Return the entries below in their exact form, leaving the pictures out.

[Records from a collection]
+-------+

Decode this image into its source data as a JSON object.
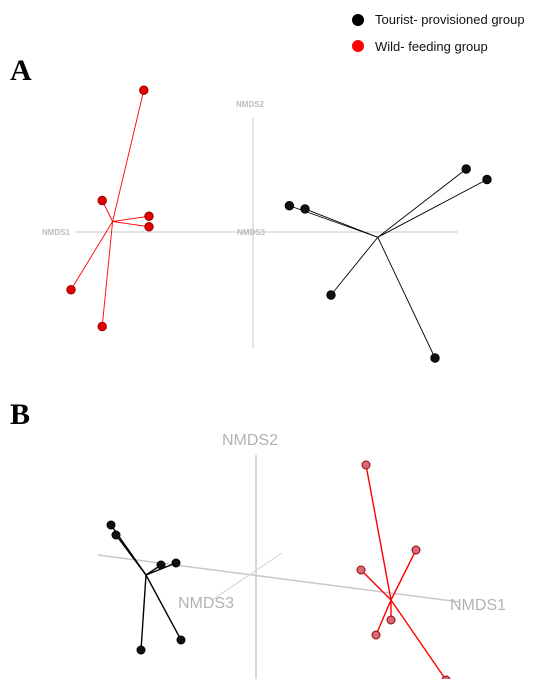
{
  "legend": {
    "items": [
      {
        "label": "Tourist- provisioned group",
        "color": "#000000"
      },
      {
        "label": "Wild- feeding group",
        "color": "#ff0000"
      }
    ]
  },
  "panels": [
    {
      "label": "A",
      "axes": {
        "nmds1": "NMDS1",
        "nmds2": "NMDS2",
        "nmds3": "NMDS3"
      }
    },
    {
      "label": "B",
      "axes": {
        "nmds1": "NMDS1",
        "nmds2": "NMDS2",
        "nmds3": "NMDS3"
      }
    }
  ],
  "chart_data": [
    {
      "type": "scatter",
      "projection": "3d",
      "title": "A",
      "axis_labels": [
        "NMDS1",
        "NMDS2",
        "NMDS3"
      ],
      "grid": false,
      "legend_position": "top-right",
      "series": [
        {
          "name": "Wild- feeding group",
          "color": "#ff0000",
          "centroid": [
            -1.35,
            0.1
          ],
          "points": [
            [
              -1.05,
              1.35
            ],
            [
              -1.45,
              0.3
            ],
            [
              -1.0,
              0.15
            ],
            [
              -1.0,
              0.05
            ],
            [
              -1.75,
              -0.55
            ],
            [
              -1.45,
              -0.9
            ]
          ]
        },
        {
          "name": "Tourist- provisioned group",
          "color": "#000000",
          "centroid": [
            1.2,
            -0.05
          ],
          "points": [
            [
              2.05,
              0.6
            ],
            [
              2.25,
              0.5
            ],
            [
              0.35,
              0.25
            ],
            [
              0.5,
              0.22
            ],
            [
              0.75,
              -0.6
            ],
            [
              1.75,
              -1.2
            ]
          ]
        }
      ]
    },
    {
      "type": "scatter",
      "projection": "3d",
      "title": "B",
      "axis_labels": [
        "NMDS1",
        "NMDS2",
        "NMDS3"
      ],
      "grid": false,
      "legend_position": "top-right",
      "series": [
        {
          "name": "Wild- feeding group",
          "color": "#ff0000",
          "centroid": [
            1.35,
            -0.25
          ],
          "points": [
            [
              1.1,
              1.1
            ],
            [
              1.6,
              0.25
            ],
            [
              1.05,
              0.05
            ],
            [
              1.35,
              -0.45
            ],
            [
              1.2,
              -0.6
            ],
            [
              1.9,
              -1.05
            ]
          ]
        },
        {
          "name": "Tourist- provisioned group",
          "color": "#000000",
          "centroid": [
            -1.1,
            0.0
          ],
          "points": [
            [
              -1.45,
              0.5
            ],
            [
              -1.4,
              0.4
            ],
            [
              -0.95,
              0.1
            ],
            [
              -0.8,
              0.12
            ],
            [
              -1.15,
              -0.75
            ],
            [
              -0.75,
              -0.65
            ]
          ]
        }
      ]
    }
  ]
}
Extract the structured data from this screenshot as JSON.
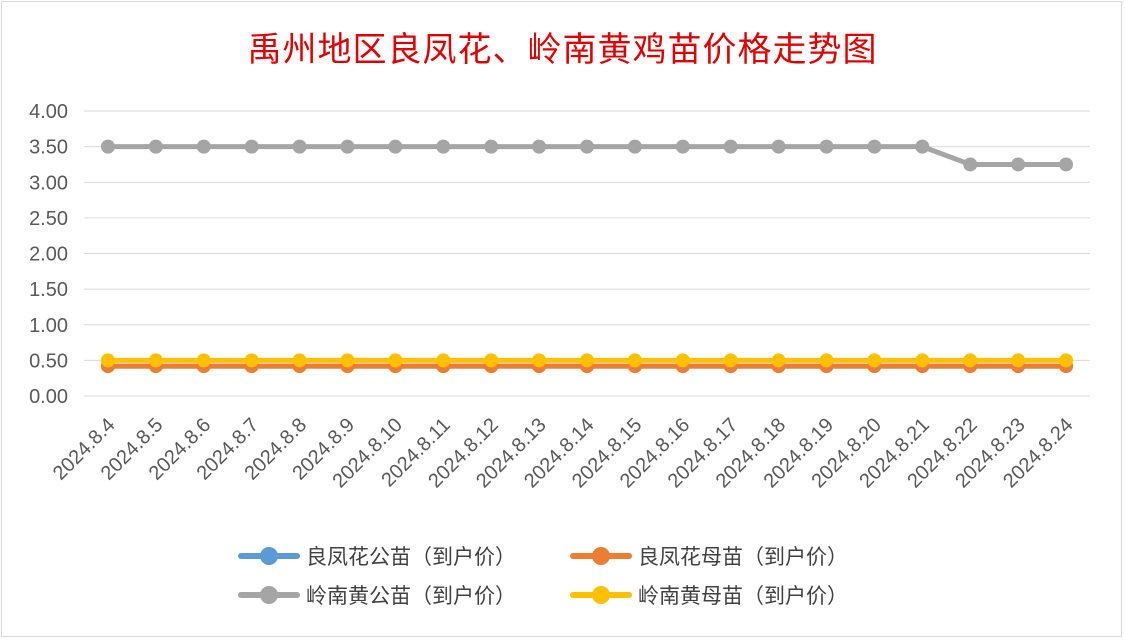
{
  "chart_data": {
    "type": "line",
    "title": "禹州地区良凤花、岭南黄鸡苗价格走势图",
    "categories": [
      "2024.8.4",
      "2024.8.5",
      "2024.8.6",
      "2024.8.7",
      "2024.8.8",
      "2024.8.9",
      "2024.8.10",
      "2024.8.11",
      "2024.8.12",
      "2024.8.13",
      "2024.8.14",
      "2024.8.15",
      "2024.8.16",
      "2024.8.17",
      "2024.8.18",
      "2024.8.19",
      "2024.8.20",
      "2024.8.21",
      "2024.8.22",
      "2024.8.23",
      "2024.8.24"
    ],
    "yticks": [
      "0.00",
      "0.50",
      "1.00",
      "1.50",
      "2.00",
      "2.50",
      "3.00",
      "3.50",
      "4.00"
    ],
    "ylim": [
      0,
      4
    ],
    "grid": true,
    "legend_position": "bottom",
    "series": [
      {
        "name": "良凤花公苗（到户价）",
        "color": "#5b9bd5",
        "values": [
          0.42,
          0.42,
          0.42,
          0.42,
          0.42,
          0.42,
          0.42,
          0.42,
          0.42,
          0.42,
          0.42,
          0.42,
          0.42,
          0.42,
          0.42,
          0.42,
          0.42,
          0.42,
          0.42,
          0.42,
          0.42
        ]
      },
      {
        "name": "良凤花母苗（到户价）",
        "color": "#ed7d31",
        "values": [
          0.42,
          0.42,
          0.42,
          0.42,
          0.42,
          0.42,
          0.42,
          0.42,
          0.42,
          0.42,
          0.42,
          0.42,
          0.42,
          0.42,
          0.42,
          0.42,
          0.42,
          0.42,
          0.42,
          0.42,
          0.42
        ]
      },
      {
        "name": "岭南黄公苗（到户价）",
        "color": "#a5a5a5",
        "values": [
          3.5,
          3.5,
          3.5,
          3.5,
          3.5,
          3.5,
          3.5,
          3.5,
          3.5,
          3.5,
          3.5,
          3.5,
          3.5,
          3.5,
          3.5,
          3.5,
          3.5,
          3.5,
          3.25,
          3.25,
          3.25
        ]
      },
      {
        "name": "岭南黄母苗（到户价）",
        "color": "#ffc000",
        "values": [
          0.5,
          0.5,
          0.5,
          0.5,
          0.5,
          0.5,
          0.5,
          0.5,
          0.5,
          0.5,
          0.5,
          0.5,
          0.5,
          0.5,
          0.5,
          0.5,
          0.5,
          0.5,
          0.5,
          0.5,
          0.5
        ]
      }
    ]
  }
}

+-------+

EXERCISE OUTPUT:
Decode this image into its source data as a JSON object.
{
  "legend": {
    "items": [
      {
        "label": "Tourist- provisioned group",
        "color": "#000000"
      },
      {
        "label": "Wild- feeding group",
        "color": "#ff0000"
      }
    ]
  },
  "panels": [
    {
      "label": "A",
      "axes": {
        "nmds1": "NMDS1",
        "nmds2": "NMDS2",
        "nmds3": "NMDS3"
      }
    },
    {
      "label": "B",
      "axes": {
        "nmds1": "NMDS1",
        "nmds2": "NMDS2",
        "nmds3": "NMDS3"
      }
    }
  ],
  "chart_data": [
    {
      "type": "scatter",
      "projection": "3d",
      "title": "A",
      "axis_labels": [
        "NMDS1",
        "NMDS2",
        "NMDS3"
      ],
      "grid": false,
      "legend_position": "top-right",
      "series": [
        {
          "name": "Wild- feeding group",
          "color": "#ff0000",
          "centroid": [
            -1.35,
            0.1
          ],
          "points": [
            [
              -1.05,
              1.35
            ],
            [
              -1.45,
              0.3
            ],
            [
              -1.0,
              0.15
            ],
            [
              -1.0,
              0.05
            ],
            [
              -1.75,
              -0.55
            ],
            [
              -1.45,
              -0.9
            ]
          ]
        },
        {
          "name": "Tourist- provisioned group",
          "color": "#000000",
          "centroid": [
            1.2,
            -0.05
          ],
          "points": [
            [
              2.05,
              0.6
            ],
            [
              2.25,
              0.5
            ],
            [
              0.35,
              0.25
            ],
            [
              0.5,
              0.22
            ],
            [
              0.75,
              -0.6
            ],
            [
              1.75,
              -1.2
            ]
          ]
        }
      ]
    },
    {
      "type": "scatter",
      "projection": "3d",
      "title": "B",
      "axis_labels": [
        "NMDS1",
        "NMDS2",
        "NMDS3"
      ],
      "grid": false,
      "legend_position": "top-right",
      "series": [
        {
          "name": "Wild- feeding group",
          "color": "#ff0000",
          "centroid": [
            1.35,
            -0.25
          ],
          "points": [
            [
              1.1,
              1.1
            ],
            [
              1.6,
              0.25
            ],
            [
              1.05,
              0.05
            ],
            [
              1.35,
              -0.45
            ],
            [
              1.2,
              -0.6
            ],
            [
              1.9,
              -1.05
            ]
          ]
        },
        {
          "name": "Tourist- provisioned group",
          "color": "#000000",
          "centroid": [
            -1.1,
            0.0
          ],
          "points": [
            [
              -1.45,
              0.5
            ],
            [
              -1.4,
              0.4
            ],
            [
              -0.95,
              0.1
            ],
            [
              -0.8,
              0.12
            ],
            [
              -1.15,
              -0.75
            ],
            [
              -0.75,
              -0.65
            ]
          ]
        }
      ]
    }
  ]
}
Extract the structured data from this screenshot as JSON.
{
  "chart_data": {
    "type": "line",
    "title": "禹州地区良凤花、岭南黄鸡苗价格走势图",
    "categories": [
      "2024.8.4",
      "2024.8.5",
      "2024.8.6",
      "2024.8.7",
      "2024.8.8",
      "2024.8.9",
      "2024.8.10",
      "2024.8.11",
      "2024.8.12",
      "2024.8.13",
      "2024.8.14",
      "2024.8.15",
      "2024.8.16",
      "2024.8.17",
      "2024.8.18",
      "2024.8.19",
      "2024.8.20",
      "2024.8.21",
      "2024.8.22",
      "2024.8.23",
      "2024.8.24"
    ],
    "yticks": [
      "0.00",
      "0.50",
      "1.00",
      "1.50",
      "2.00",
      "2.50",
      "3.00",
      "3.50",
      "4.00"
    ],
    "ylim": [
      0,
      4
    ],
    "grid": true,
    "legend_position": "bottom",
    "series": [
      {
        "name": "良凤花公苗（到户价）",
        "color": "#5b9bd5",
        "values": [
          0.42,
          0.42,
          0.42,
          0.42,
          0.42,
          0.42,
          0.42,
          0.42,
          0.42,
          0.42,
          0.42,
          0.42,
          0.42,
          0.42,
          0.42,
          0.42,
          0.42,
          0.42,
          0.42,
          0.42,
          0.42
        ]
      },
      {
        "name": "良凤花母苗（到户价）",
        "color": "#ed7d31",
        "values": [
          0.42,
          0.42,
          0.42,
          0.42,
          0.42,
          0.42,
          0.42,
          0.42,
          0.42,
          0.42,
          0.42,
          0.42,
          0.42,
          0.42,
          0.42,
          0.42,
          0.42,
          0.42,
          0.42,
          0.42,
          0.42
        ]
      },
      {
        "name": "岭南黄公苗（到户价）",
        "color": "#a5a5a5",
        "values": [
          3.5,
          3.5,
          3.5,
          3.5,
          3.5,
          3.5,
          3.5,
          3.5,
          3.5,
          3.5,
          3.5,
          3.5,
          3.5,
          3.5,
          3.5,
          3.5,
          3.5,
          3.5,
          3.25,
          3.25,
          3.25
        ]
      },
      {
        "name": "岭南黄母苗（到户价）",
        "color": "#ffc000",
        "values": [
          0.5,
          0.5,
          0.5,
          0.5,
          0.5,
          0.5,
          0.5,
          0.5,
          0.5,
          0.5,
          0.5,
          0.5,
          0.5,
          0.5,
          0.5,
          0.5,
          0.5,
          0.5,
          0.5,
          0.5,
          0.5
        ]
      }
    ]
  }
}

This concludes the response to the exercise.